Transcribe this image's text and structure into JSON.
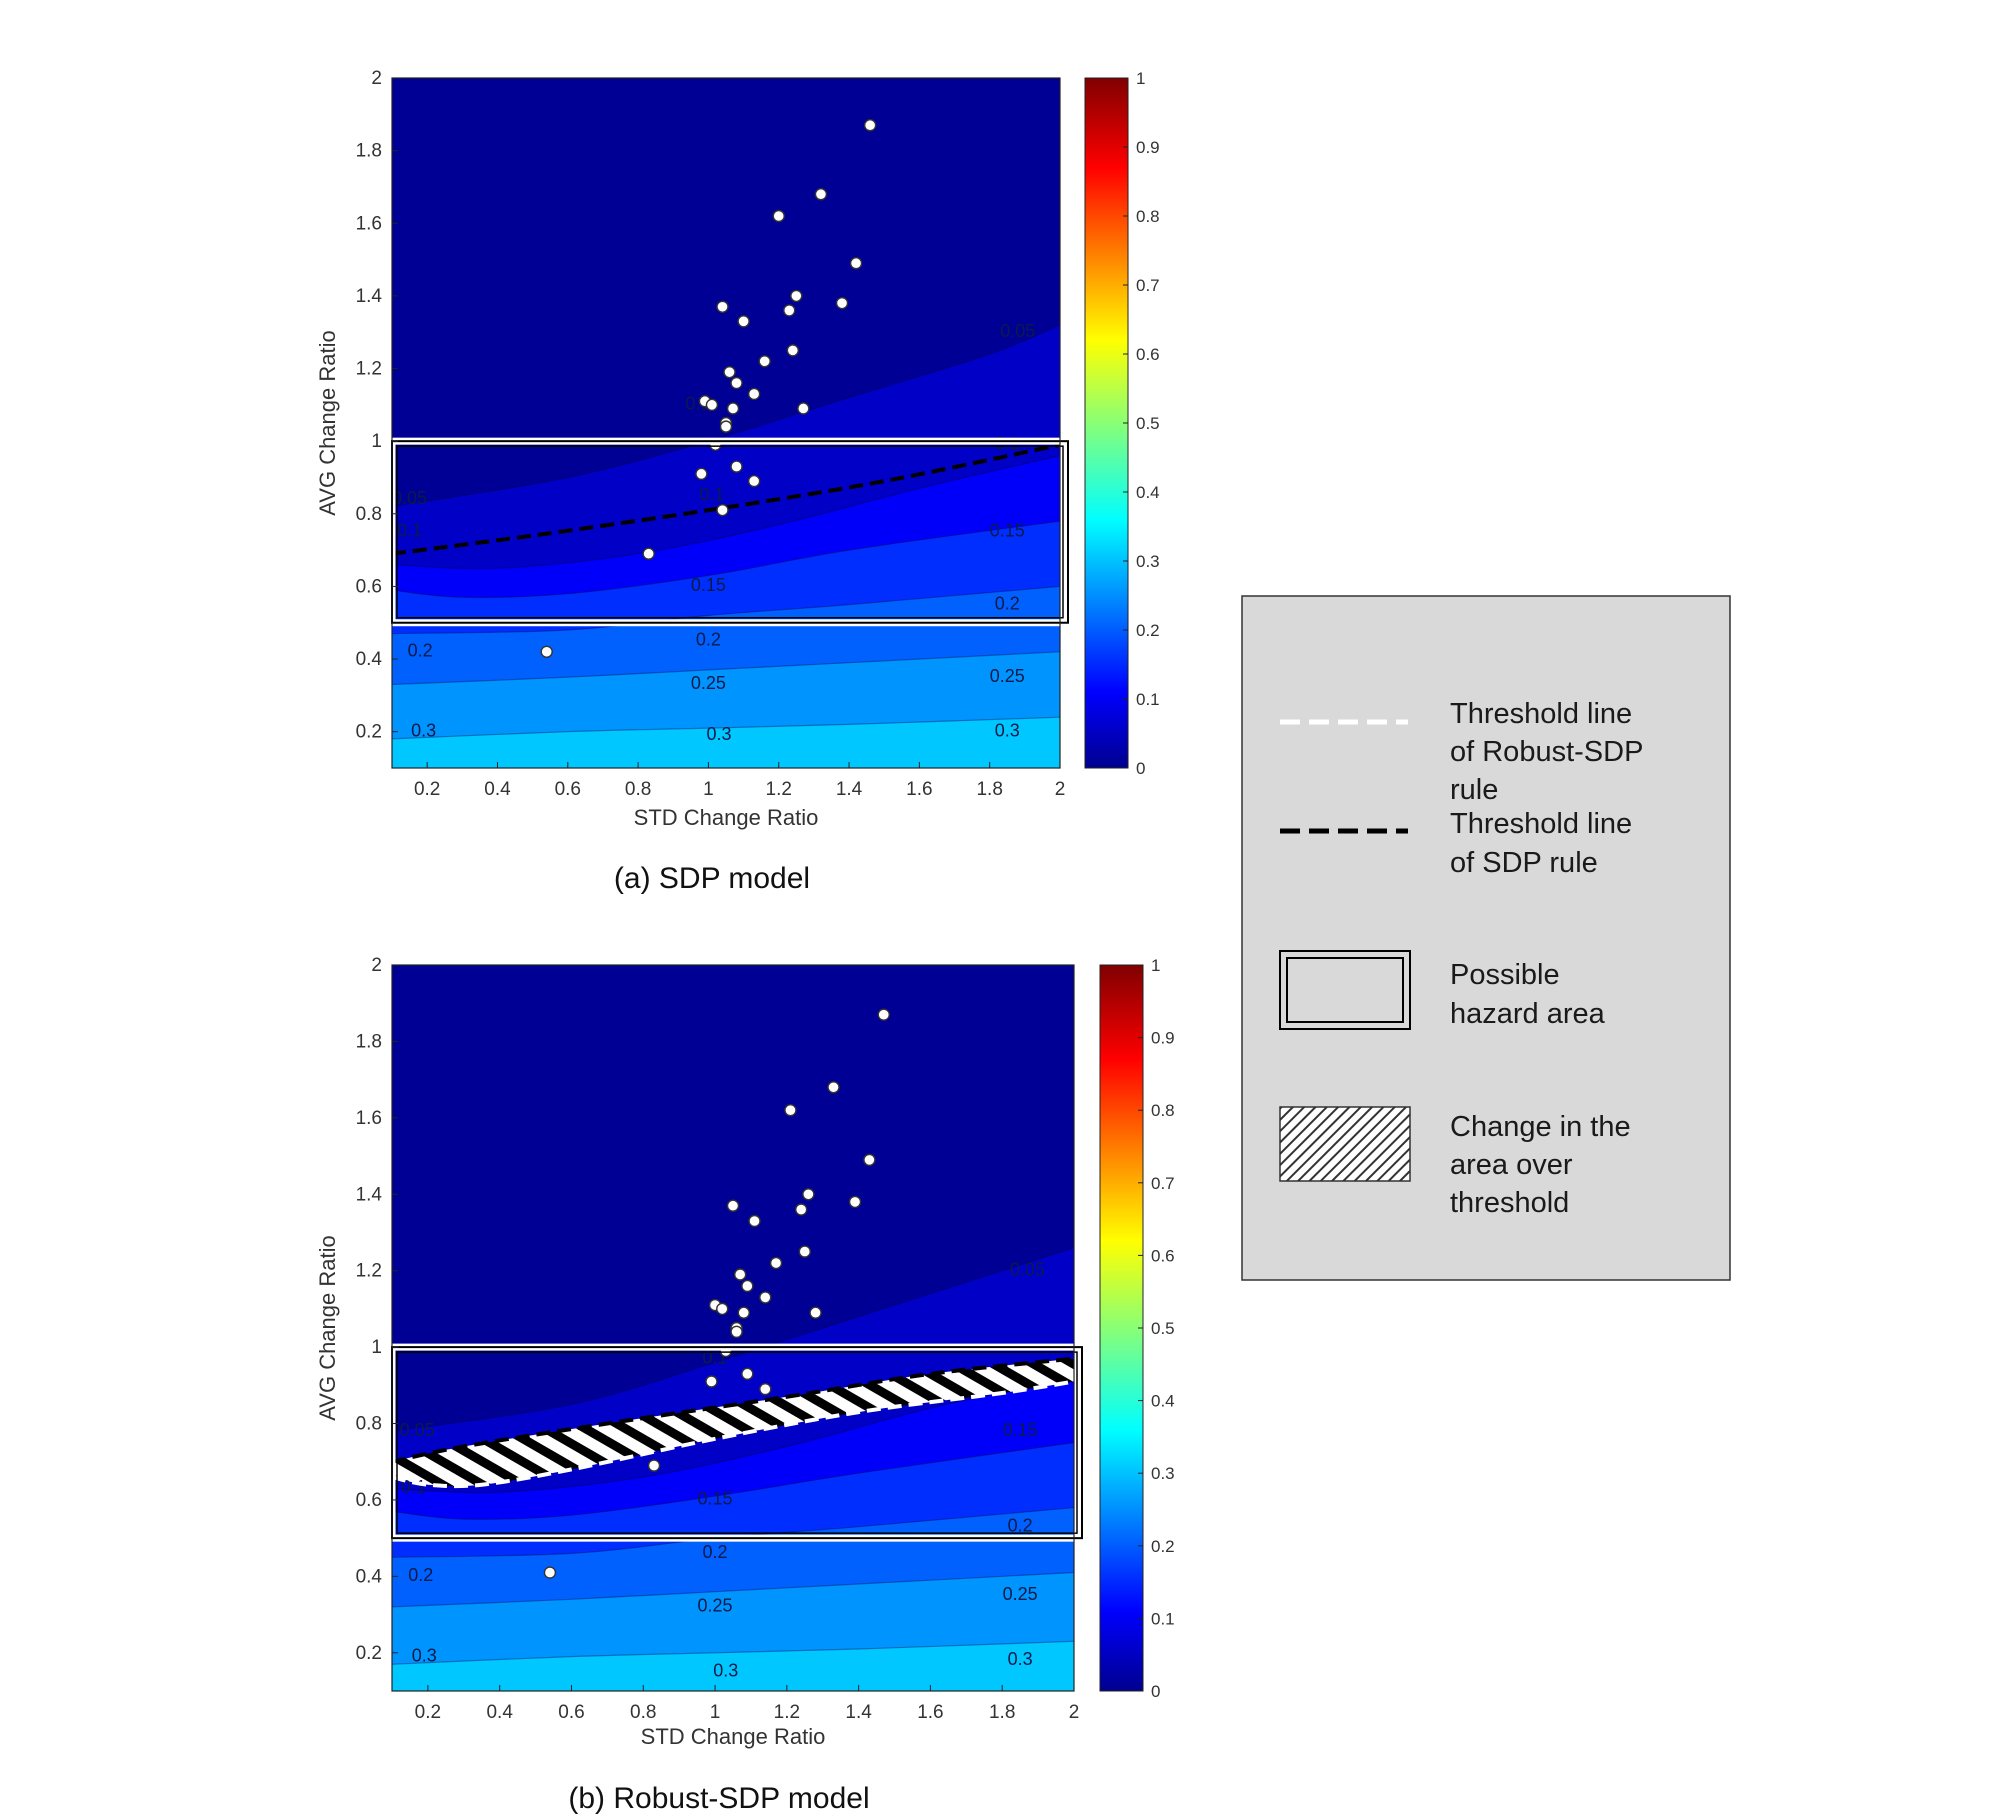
{
  "chart_data": [
    {
      "type": "contour",
      "id": "a",
      "caption": "(a) SDP model",
      "xlabel": "STD Change Ratio",
      "ylabel": "AVG Change Ratio",
      "xlim": [
        0.1,
        2.0
      ],
      "ylim": [
        0.1,
        2.0
      ],
      "x_ticks": [
        "0.2",
        "0.4",
        "0.6",
        "0.8",
        "1",
        "1.2",
        "1.4",
        "1.6",
        "1.8",
        "2"
      ],
      "y_ticks": [
        "0.2",
        "0.4",
        "0.6",
        "0.8",
        "1",
        "1.2",
        "1.4",
        "1.6",
        "1.8",
        "2"
      ],
      "colorbar": {
        "min": 0,
        "max": 1,
        "ticks": [
          "0",
          "0.1",
          "0.2",
          "0.3",
          "0.4",
          "0.5",
          "0.6",
          "0.7",
          "0.8",
          "0.9",
          "1"
        ]
      },
      "contour_levels": [
        0.05,
        0.1,
        0.15,
        0.2,
        0.25,
        0.3
      ],
      "contours": [
        {
          "level": 0.05,
          "x": [
            0.1,
            0.6,
            1.0,
            1.4,
            1.8,
            2.0
          ],
          "y": [
            0.82,
            0.9,
            1.0,
            1.12,
            1.24,
            1.32
          ]
        },
        {
          "level": 0.1,
          "x": [
            0.1,
            0.4,
            0.8,
            1.2,
            1.6,
            2.0
          ],
          "y": [
            0.66,
            0.65,
            0.69,
            0.77,
            0.87,
            0.96
          ]
        },
        {
          "level": 0.15,
          "x": [
            0.1,
            0.3,
            0.6,
            1.0,
            1.4,
            2.0
          ],
          "y": [
            0.59,
            0.57,
            0.58,
            0.63,
            0.7,
            0.78
          ]
        },
        {
          "level": 0.2,
          "x": [
            0.1,
            0.6,
            1.0,
            1.4,
            2.0
          ],
          "y": [
            0.47,
            0.48,
            0.52,
            0.55,
            0.6
          ]
        },
        {
          "level": 0.25,
          "x": [
            0.1,
            0.6,
            1.0,
            1.4,
            2.0
          ],
          "y": [
            0.33,
            0.35,
            0.37,
            0.39,
            0.42
          ]
        },
        {
          "level": 0.3,
          "x": [
            0.1,
            0.6,
            1.0,
            1.4,
            2.0
          ],
          "y": [
            0.18,
            0.2,
            0.21,
            0.22,
            0.24
          ]
        }
      ],
      "contour_labels": [
        {
          "text": "0.05",
          "x": 0.15,
          "y": 0.84
        },
        {
          "text": "0.1",
          "x": 0.15,
          "y": 0.75
        },
        {
          "text": "0.05",
          "x": 1.88,
          "y": 1.3
        },
        {
          "text": "0.1",
          "x": 0.97,
          "y": 1.1
        },
        {
          "text": "0.1",
          "x": 1.85,
          "y": 0.99
        },
        {
          "text": "0.1",
          "x": 1.01,
          "y": 0.85
        },
        {
          "text": "0.15",
          "x": 1.0,
          "y": 0.6
        },
        {
          "text": "0.15",
          "x": 1.85,
          "y": 0.75
        },
        {
          "text": "0.2",
          "x": 1.0,
          "y": 0.45
        },
        {
          "text": "0.2",
          "x": 1.85,
          "y": 0.55
        },
        {
          "text": "0.2",
          "x": 0.18,
          "y": 0.42
        },
        {
          "text": "0.25",
          "x": 1.0,
          "y": 0.33
        },
        {
          "text": "0.25",
          "x": 1.85,
          "y": 0.35
        },
        {
          "text": "0.3",
          "x": 0.19,
          "y": 0.2
        },
        {
          "text": "0.3",
          "x": 1.03,
          "y": 0.19
        },
        {
          "text": "0.3",
          "x": 1.85,
          "y": 0.2
        }
      ],
      "points": [
        {
          "x": 1.46,
          "y": 1.87
        },
        {
          "x": 1.32,
          "y": 1.68
        },
        {
          "x": 1.2,
          "y": 1.62
        },
        {
          "x": 1.42,
          "y": 1.49
        },
        {
          "x": 1.25,
          "y": 1.4
        },
        {
          "x": 1.38,
          "y": 1.38
        },
        {
          "x": 1.04,
          "y": 1.37
        },
        {
          "x": 1.23,
          "y": 1.36
        },
        {
          "x": 1.1,
          "y": 1.33
        },
        {
          "x": 1.24,
          "y": 1.25
        },
        {
          "x": 1.16,
          "y": 1.22
        },
        {
          "x": 1.06,
          "y": 1.19
        },
        {
          "x": 1.08,
          "y": 1.16
        },
        {
          "x": 1.13,
          "y": 1.13
        },
        {
          "x": 0.99,
          "y": 1.11
        },
        {
          "x": 1.01,
          "y": 1.1
        },
        {
          "x": 1.07,
          "y": 1.09
        },
        {
          "x": 1.27,
          "y": 1.09
        },
        {
          "x": 1.05,
          "y": 1.05
        },
        {
          "x": 1.05,
          "y": 1.04
        },
        {
          "x": 1.02,
          "y": 0.99
        },
        {
          "x": 1.08,
          "y": 0.93
        },
        {
          "x": 0.98,
          "y": 0.91
        },
        {
          "x": 1.13,
          "y": 0.89
        },
        {
          "x": 1.04,
          "y": 0.81
        },
        {
          "x": 0.83,
          "y": 0.69
        },
        {
          "x": 0.54,
          "y": 0.42
        }
      ],
      "threshold_sdp": {
        "x": [
          0.1,
          0.5,
          1.0,
          1.5,
          2.0
        ],
        "y": [
          0.69,
          0.74,
          0.81,
          0.89,
          0.99
        ]
      },
      "hazard_area": {
        "x": [
          0.1,
          2.0
        ],
        "y": [
          0.5,
          1.0
        ]
      }
    },
    {
      "type": "contour",
      "id": "b",
      "caption": "(b) Robust-SDP model",
      "xlabel": "STD Change Ratio",
      "ylabel": "AVG Change Ratio",
      "xlim": [
        0.1,
        2.0
      ],
      "ylim": [
        0.1,
        2.0
      ],
      "x_ticks": [
        "0.2",
        "0.4",
        "0.6",
        "0.8",
        "1",
        "1.2",
        "1.4",
        "1.6",
        "1.8",
        "2"
      ],
      "y_ticks": [
        "0.2",
        "0.4",
        "0.6",
        "0.8",
        "1",
        "1.2",
        "1.4",
        "1.6",
        "1.8",
        "2"
      ],
      "colorbar": {
        "min": 0,
        "max": 1,
        "ticks": [
          "0",
          "0.1",
          "0.2",
          "0.3",
          "0.4",
          "0.5",
          "0.6",
          "0.7",
          "0.8",
          "0.9",
          "1"
        ]
      },
      "contour_levels": [
        0.05,
        0.1,
        0.15,
        0.2,
        0.25,
        0.3
      ],
      "contours": [
        {
          "level": 0.05,
          "x": [
            0.1,
            0.6,
            1.0,
            1.4,
            1.8,
            2.0
          ],
          "y": [
            0.78,
            0.85,
            0.96,
            1.08,
            1.2,
            1.26
          ]
        },
        {
          "level": 0.1,
          "x": [
            0.1,
            0.4,
            0.8,
            1.2,
            1.6,
            2.0
          ],
          "y": [
            0.63,
            0.62,
            0.66,
            0.74,
            0.84,
            0.92
          ]
        },
        {
          "level": 0.15,
          "x": [
            0.1,
            0.3,
            0.6,
            1.0,
            1.4,
            2.0
          ],
          "y": [
            0.57,
            0.55,
            0.56,
            0.61,
            0.67,
            0.75
          ]
        },
        {
          "level": 0.2,
          "x": [
            0.1,
            0.6,
            1.0,
            1.4,
            2.0
          ],
          "y": [
            0.45,
            0.46,
            0.5,
            0.53,
            0.58
          ]
        },
        {
          "level": 0.25,
          "x": [
            0.1,
            0.6,
            1.0,
            1.4,
            2.0
          ],
          "y": [
            0.32,
            0.34,
            0.36,
            0.38,
            0.41
          ]
        },
        {
          "level": 0.3,
          "x": [
            0.1,
            0.6,
            1.0,
            1.4,
            2.0
          ],
          "y": [
            0.17,
            0.19,
            0.2,
            0.21,
            0.23
          ]
        }
      ],
      "contour_labels": [
        {
          "text": "0.05",
          "x": 0.17,
          "y": 0.78
        },
        {
          "text": "0.1",
          "x": 0.16,
          "y": 0.63
        },
        {
          "text": "0.05",
          "x": 1.87,
          "y": 1.2
        },
        {
          "text": "0.1",
          "x": 1.0,
          "y": 0.97
        },
        {
          "text": "0.15",
          "x": 1.0,
          "y": 0.6
        },
        {
          "text": "0.15",
          "x": 1.85,
          "y": 0.78
        },
        {
          "text": "0.2",
          "x": 1.0,
          "y": 0.46
        },
        {
          "text": "0.2",
          "x": 1.85,
          "y": 0.53
        },
        {
          "text": "0.2",
          "x": 0.18,
          "y": 0.4
        },
        {
          "text": "0.25",
          "x": 1.0,
          "y": 0.32
        },
        {
          "text": "0.25",
          "x": 1.85,
          "y": 0.35
        },
        {
          "text": "0.3",
          "x": 0.19,
          "y": 0.19
        },
        {
          "text": "0.3",
          "x": 1.03,
          "y": 0.15
        },
        {
          "text": "0.3",
          "x": 1.85,
          "y": 0.18
        }
      ],
      "points": [
        {
          "x": 1.47,
          "y": 1.87
        },
        {
          "x": 1.33,
          "y": 1.68
        },
        {
          "x": 1.21,
          "y": 1.62
        },
        {
          "x": 1.43,
          "y": 1.49
        },
        {
          "x": 1.26,
          "y": 1.4
        },
        {
          "x": 1.39,
          "y": 1.38
        },
        {
          "x": 1.05,
          "y": 1.37
        },
        {
          "x": 1.24,
          "y": 1.36
        },
        {
          "x": 1.11,
          "y": 1.33
        },
        {
          "x": 1.25,
          "y": 1.25
        },
        {
          "x": 1.17,
          "y": 1.22
        },
        {
          "x": 1.07,
          "y": 1.19
        },
        {
          "x": 1.09,
          "y": 1.16
        },
        {
          "x": 1.14,
          "y": 1.13
        },
        {
          "x": 1.0,
          "y": 1.11
        },
        {
          "x": 1.02,
          "y": 1.1
        },
        {
          "x": 1.08,
          "y": 1.09
        },
        {
          "x": 1.28,
          "y": 1.09
        },
        {
          "x": 1.06,
          "y": 1.05
        },
        {
          "x": 1.06,
          "y": 1.04
        },
        {
          "x": 1.03,
          "y": 0.99
        },
        {
          "x": 1.09,
          "y": 0.93
        },
        {
          "x": 0.99,
          "y": 0.91
        },
        {
          "x": 1.14,
          "y": 0.89
        },
        {
          "x": 0.83,
          "y": 0.69
        },
        {
          "x": 0.54,
          "y": 0.41
        }
      ],
      "threshold_sdp": {
        "x": [
          0.1,
          0.3,
          0.7,
          1.2,
          1.6,
          2.0
        ],
        "y": [
          0.7,
          0.74,
          0.8,
          0.87,
          0.93,
          0.97
        ]
      },
      "threshold_robust": {
        "x": [
          0.1,
          0.2,
          0.35,
          0.6,
          1.0,
          1.4,
          1.8,
          2.0
        ],
        "y": [
          0.66,
          0.64,
          0.64,
          0.68,
          0.76,
          0.83,
          0.88,
          0.91
        ]
      },
      "hatched_change_area": true,
      "hazard_area": {
        "x": [
          0.1,
          2.0
        ],
        "y": [
          0.5,
          1.0
        ]
      }
    }
  ],
  "legend": {
    "items": [
      {
        "key": "robust_threshold",
        "lines": [
          "Threshold line",
          "of Robust-SDP",
          "rule"
        ]
      },
      {
        "key": "sdp_threshold",
        "lines": [
          "Threshold line",
          "of SDP rule"
        ]
      },
      {
        "key": "hazard_area",
        "lines": [
          "Possible",
          "hazard area"
        ]
      },
      {
        "key": "change_area",
        "lines": [
          "Change in the",
          "area over",
          "threshold"
        ]
      }
    ]
  },
  "colors": {
    "background": "#ffffff",
    "legend_bg": "#d9d9d9",
    "point_fill": "#ffffff",
    "sdp_line": "#000000",
    "robust_line": "#ffffff"
  }
}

+ + + + + + +

● SET PROBLEM
Find every line in the records above that holds the word "model", and copy each one.

● WORKED ANSWER
      "caption": "(a) SDP model",
      "caption": "(b) Robust-SDP model",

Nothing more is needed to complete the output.